Aim of the task —
Can all of these lines be returned exactly?

Material shown —
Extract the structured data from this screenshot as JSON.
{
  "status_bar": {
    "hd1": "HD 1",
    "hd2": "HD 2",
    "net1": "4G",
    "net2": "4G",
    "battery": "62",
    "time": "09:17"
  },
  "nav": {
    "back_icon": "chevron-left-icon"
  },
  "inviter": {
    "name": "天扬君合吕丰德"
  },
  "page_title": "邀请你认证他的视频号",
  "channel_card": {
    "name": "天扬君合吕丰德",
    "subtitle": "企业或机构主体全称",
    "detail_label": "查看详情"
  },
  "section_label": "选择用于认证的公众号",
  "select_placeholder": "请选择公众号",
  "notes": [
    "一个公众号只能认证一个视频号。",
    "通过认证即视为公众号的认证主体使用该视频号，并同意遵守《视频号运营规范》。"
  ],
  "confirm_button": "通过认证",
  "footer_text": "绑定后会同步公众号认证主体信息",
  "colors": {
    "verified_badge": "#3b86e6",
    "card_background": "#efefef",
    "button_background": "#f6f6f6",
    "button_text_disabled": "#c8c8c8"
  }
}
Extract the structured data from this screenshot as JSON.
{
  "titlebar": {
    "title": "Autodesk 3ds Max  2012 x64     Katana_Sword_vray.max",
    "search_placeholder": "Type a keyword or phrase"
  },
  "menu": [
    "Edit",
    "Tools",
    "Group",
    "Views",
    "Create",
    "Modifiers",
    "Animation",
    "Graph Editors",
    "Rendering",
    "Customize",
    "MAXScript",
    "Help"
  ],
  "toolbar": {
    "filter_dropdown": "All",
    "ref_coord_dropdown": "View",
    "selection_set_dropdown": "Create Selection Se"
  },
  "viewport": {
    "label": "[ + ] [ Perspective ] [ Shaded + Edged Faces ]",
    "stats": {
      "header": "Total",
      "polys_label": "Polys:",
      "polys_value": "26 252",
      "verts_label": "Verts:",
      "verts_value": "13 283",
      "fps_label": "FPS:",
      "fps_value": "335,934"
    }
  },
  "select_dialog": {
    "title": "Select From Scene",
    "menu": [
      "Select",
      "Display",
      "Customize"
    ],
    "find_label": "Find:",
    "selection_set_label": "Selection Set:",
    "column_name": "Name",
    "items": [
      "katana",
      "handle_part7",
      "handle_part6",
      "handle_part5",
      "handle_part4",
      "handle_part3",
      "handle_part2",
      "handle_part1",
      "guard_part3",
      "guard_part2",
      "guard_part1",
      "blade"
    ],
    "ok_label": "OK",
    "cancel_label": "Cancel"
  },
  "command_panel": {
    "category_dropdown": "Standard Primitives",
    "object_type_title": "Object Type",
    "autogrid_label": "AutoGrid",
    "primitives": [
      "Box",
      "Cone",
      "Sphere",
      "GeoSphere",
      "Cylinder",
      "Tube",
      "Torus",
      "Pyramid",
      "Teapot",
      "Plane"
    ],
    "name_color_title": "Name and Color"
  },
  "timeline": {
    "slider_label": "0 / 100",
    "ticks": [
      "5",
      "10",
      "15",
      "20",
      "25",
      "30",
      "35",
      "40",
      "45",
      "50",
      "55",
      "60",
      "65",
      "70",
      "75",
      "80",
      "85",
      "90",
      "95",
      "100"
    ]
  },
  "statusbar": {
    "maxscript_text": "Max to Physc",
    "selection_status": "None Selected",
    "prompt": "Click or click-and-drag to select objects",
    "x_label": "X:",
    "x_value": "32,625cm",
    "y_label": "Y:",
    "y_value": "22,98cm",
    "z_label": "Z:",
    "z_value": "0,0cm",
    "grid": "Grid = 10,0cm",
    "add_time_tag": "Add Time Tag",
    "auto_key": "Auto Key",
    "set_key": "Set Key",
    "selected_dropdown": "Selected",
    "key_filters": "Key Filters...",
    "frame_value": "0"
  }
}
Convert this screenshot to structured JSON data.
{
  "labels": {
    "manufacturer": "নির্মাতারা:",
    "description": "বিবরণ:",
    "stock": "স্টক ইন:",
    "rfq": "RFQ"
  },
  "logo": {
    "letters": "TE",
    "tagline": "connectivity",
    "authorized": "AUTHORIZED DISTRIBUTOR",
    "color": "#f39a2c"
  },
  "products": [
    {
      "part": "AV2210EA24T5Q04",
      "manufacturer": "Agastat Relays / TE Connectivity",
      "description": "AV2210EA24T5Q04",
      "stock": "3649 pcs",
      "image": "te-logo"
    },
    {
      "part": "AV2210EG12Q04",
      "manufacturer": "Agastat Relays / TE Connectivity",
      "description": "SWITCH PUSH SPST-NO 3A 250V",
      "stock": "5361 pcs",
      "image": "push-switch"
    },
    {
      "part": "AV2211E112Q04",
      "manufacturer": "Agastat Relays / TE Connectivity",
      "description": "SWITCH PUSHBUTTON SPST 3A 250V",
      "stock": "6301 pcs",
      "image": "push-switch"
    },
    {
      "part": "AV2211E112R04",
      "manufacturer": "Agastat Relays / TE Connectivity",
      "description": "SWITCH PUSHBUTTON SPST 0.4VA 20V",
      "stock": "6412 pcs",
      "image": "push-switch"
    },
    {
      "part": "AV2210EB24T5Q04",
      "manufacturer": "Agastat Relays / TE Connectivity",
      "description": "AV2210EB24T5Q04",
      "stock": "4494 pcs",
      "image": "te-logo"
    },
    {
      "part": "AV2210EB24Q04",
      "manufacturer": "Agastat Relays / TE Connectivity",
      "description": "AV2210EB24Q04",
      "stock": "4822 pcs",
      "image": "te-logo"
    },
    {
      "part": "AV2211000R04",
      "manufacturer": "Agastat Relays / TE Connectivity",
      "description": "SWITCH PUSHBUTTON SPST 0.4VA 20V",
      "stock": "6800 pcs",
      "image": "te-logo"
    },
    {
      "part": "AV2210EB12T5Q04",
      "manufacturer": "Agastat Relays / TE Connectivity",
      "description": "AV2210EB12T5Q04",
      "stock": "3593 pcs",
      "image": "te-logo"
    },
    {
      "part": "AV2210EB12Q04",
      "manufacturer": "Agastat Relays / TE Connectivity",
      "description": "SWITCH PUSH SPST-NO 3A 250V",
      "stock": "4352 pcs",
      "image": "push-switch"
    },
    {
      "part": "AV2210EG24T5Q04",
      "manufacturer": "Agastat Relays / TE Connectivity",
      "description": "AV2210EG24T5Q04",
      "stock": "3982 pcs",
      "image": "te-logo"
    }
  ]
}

Solution to the problem —
Extract the structured data from this screenshot as JSON.
{
  "status_bar": {
    "hd1": "HD 1",
    "hd2": "HD 2",
    "net1": "4G",
    "net2": "4G",
    "battery": "62",
    "time": "09:17"
  },
  "nav": {
    "back_icon": "chevron-left-icon"
  },
  "inviter": {
    "name": "天扬君合吕丰德"
  },
  "page_title": "邀请你认证他的视频号",
  "channel_card": {
    "name": "天扬君合吕丰德",
    "subtitle": "企业或机构主体全称",
    "detail_label": "查看详情"
  },
  "section_label": "选择用于认证的公众号",
  "select_placeholder": "请选择公众号",
  "notes": [
    "一个公众号只能认证一个视频号。",
    "通过认证即视为公众号的认证主体使用该视频号，并同意遵守《视频号运营规范》。"
  ],
  "confirm_button": "通过认证",
  "footer_text": "绑定后会同步公众号认证主体信息",
  "colors": {
    "verified_badge": "#3b86e6",
    "card_background": "#efefef",
    "button_background": "#f6f6f6",
    "button_text_disabled": "#c8c8c8"
  }
}
Extract the structured data from this screenshot as JSON.
{
  "titlebar": {
    "title": "Autodesk 3ds Max  2012 x64     Katana_Sword_vray.max",
    "search_placeholder": "Type a keyword or phrase"
  },
  "menu": [
    "Edit",
    "Tools",
    "Group",
    "Views",
    "Create",
    "Modifiers",
    "Animation",
    "Graph Editors",
    "Rendering",
    "Customize",
    "MAXScript",
    "Help"
  ],
  "toolbar": {
    "filter_dropdown": "All",
    "ref_coord_dropdown": "View",
    "selection_set_dropdown": "Create Selection Se"
  },
  "viewport": {
    "label": "[ + ] [ Perspective ] [ Shaded + Edged Faces ]",
    "stats": {
      "header": "Total",
      "polys_label": "Polys:",
      "polys_value": "26 252",
      "verts_label": "Verts:",
      "verts_value": "13 283",
      "fps_label": "FPS:",
      "fps_value": "335,934"
    }
  },
  "select_dialog": {
    "title": "Select From Scene",
    "menu": [
      "Select",
      "Display",
      "Customize"
    ],
    "find_label": "Find:",
    "selection_set_label": "Selection Set:",
    "column_name": "Name",
    "items": [
      "katana",
      "handle_part7",
      "handle_part6",
      "handle_part5",
      "handle_part4",
      "handle_part3",
      "handle_part2",
      "handle_part1",
      "guard_part3",
      "guard_part2",
      "guard_part1",
      "blade"
    ],
    "ok_label": "OK",
    "cancel_label": "Cancel"
  },
  "command_panel": {
    "category_dropdown": "Standard Primitives",
    "object_type_title": "Object Type",
    "autogrid_label": "AutoGrid",
    "primitives": [
      "Box",
      "Cone",
      "Sphere",
      "GeoSphere",
      "Cylinder",
      "Tube",
      "Torus",
      "Pyramid",
      "Teapot",
      "Plane"
    ],
    "name_color_title": "Name and Color"
  },
  "timeline": {
    "slider_label": "0 / 100",
    "ticks": [
      "5",
      "10",
      "15",
      "20",
      "25",
      "30",
      "35",
      "40",
      "45",
      "50",
      "55",
      "60",
      "65",
      "70",
      "75",
      "80",
      "85",
      "90",
      "95",
      "100"
    ]
  },
  "statusbar": {
    "maxscript_text": "Max to Physc",
    "selection_status": "None Selected",
    "prompt": "Click or click-and-drag to select objects",
    "x_label": "X:",
    "x_value": "32,625cm",
    "y_label": "Y:",
    "y_value": "22,98cm",
    "z_label": "Z:",
    "z_value": "0,0cm",
    "grid": "Grid = 10,0cm",
    "add_time_tag": "Add Time Tag",
    "auto_key": "Auto Key",
    "set_key": "Set Key",
    "selected_dropdown": "Selected",
    "key_filters": "Key Filters...",
    "frame_value": "0"
  }
}
Convert this screenshot to structured JSON data.
{
  "labels": {
    "manufacturer": "নির্মাতারা:",
    "description": "বিবরণ:",
    "stock": "স্টক ইন:",
    "rfq": "RFQ"
  },
  "logo": {
    "letters": "TE",
    "tagline": "connectivity",
    "authorized": "AUTHORIZED DISTRIBUTOR",
    "color": "#f39a2c"
  },
  "products": [
    {
      "part": "AV2210EA24T5Q04",
      "manufacturer": "Agastat Relays / TE Connectivity",
      "description": "AV2210EA24T5Q04",
      "stock": "3649 pcs",
      "image": "te-logo"
    },
    {
      "part": "AV2210EG12Q04",
      "manufacturer": "Agastat Relays / TE Connectivity",
      "description": "SWITCH PUSH SPST-NO 3A 250V",
      "stock": "5361 pcs",
      "image": "push-switch"
    },
    {
      "part": "AV2211E112Q04",
      "manufacturer": "Agastat Relays / TE Connectivity",
      "description": "SWITCH PUSHBUTTON SPST 3A 250V",
      "stock": "6301 pcs",
      "image": "push-switch"
    },
    {
      "part": "AV2211E112R04",
      "manufacturer": "Agastat Relays / TE Connectivity",
      "description": "SWITCH PUSHBUTTON SPST 0.4VA 20V",
      "stock": "6412 pcs",
      "image": "push-switch"
    },
    {
      "part": "AV2210EB24T5Q04",
      "manufacturer": "Agastat Relays / TE Connectivity",
      "description": "AV2210EB24T5Q04",
      "stock": "4494 pcs",
      "image": "te-logo"
    },
    {
      "part": "AV2210EB24Q04",
      "manufacturer": "Agastat Relays / TE Connectivity",
      "description": "AV2210EB24Q04",
      "stock": "4822 pcs",
      "image": "te-logo"
    },
    {
      "part": "AV2211000R04",
      "manufacturer": "Agastat Relays / TE Connectivity",
      "description": "SWITCH PUSHBUTTON SPST 0.4VA 20V",
      "stock": "6800 pcs",
      "image": "te-logo"
    },
    {
      "part": "AV2210EB12T5Q04",
      "manufacturer": "Agastat Relays / TE Connectivity",
      "description": "AV2210EB12T5Q04",
      "stock": "3593 pcs",
      "image": "te-logo"
    },
    {
      "part": "AV2210EB12Q04",
      "manufacturer": "Agastat Relays / TE Connectivity",
      "description": "SWITCH PUSH SPST-NO 3A 250V",
      "stock": "4352 pcs",
      "image": "push-switch"
    },
    {
      "part": "AV2210EG24T5Q04",
      "manufacturer": "Agastat Relays / TE Connectivity",
      "description": "AV2210EG24T5Q04",
      "stock": "3982 pcs",
      "image": "te-logo"
    }
  ]
}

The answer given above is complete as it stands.